═════ Records supplied ═════

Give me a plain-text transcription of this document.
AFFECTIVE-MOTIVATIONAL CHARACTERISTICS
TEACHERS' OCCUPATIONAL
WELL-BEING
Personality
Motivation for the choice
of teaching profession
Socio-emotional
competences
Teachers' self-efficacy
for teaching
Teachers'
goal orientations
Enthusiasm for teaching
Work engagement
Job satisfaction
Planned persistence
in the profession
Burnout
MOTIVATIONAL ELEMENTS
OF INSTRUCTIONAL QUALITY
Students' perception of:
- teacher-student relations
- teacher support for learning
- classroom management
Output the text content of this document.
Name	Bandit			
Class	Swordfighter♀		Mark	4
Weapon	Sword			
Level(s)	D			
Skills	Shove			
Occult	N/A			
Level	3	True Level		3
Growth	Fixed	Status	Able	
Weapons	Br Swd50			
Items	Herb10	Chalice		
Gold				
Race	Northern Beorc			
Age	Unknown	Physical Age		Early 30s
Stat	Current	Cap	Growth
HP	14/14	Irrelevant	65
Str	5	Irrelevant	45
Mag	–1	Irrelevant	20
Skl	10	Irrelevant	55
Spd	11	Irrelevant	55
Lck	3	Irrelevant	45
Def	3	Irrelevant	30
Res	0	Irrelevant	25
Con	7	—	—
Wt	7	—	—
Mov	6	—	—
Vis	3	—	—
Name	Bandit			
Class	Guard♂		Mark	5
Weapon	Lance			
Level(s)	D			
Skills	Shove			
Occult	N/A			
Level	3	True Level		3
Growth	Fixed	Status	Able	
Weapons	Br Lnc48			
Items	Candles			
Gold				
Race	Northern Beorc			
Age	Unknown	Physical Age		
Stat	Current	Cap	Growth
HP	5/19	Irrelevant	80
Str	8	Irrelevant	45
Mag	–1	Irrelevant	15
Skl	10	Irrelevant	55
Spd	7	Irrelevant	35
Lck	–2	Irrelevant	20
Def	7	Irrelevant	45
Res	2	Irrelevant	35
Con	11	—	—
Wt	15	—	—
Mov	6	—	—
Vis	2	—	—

═════

_Your task_
Retype the material in full. Each word must match.

_Full response_
Give me a plain-text transcription of this document.
AFFECTIVE-MOTIVATIONAL CHARACTERISTICS
TEACHERS' OCCUPATIONAL
WELL-BEING
Personality
Motivation for the choice
of teaching profession
Socio-emotional
competences
Teachers' self-efficacy
for teaching
Teachers'
goal orientations
Enthusiasm for teaching
Work engagement
Job satisfaction
Planned persistence
in the profession
Burnout
MOTIVATIONAL ELEMENTS
OF INSTRUCTIONAL QUALITY
Students' perception of:
- teacher-student relations
- teacher support for learning
- classroom management
Output the text content of this document.
Name	Bandit			
Class	Swordfighter♀		Mark	4
Weapon	Sword			
Level(s)	D			
Skills	Shove			
Occult	N/A			
Level	3	True Level		3
Growth	Fixed	Status	Able	
Weapons	Br Swd50			
Items	Herb10	Chalice		
Gold				
Race	Northern Beorc			
Age	Unknown	Physical Age		Early 30s
Stat	Current	Cap	Growth
HP	14/14	Irrelevant	65
Str	5	Irrelevant	45
Mag	–1	Irrelevant	20
Skl	10	Irrelevant	55
Spd	11	Irrelevant	55
Lck	3	Irrelevant	45
Def	3	Irrelevant	30
Res	0	Irrelevant	25
Con	7	—	—
Wt	7	—	—
Mov	6	—	—
Vis	3	—	—
Name	Bandit			
Class	Guard♂		Mark	5
Weapon	Lance			
Level(s)	D			
Skills	Shove			
Occult	N/A			
Level	3	True Level		3
Growth	Fixed	Status	Able	
Weapons	Br Lnc48			
Items	Candles			
Gold				
Race	Northern Beorc			
Age	Unknown	Physical Age		
Stat	Current	Cap	Growth
HP	5/19	Irrelevant	80
Str	8	Irrelevant	45
Mag	–1	Irrelevant	15
Skl	10	Irrelevant	55
Spd	7	Irrelevant	35
Lck	–2	Irrelevant	20
Def	7	Irrelevant	45
Res	2	Irrelevant	35
Con	11	—	—
Wt	15	—	—
Mov	6	—	—
Vis	2	—	—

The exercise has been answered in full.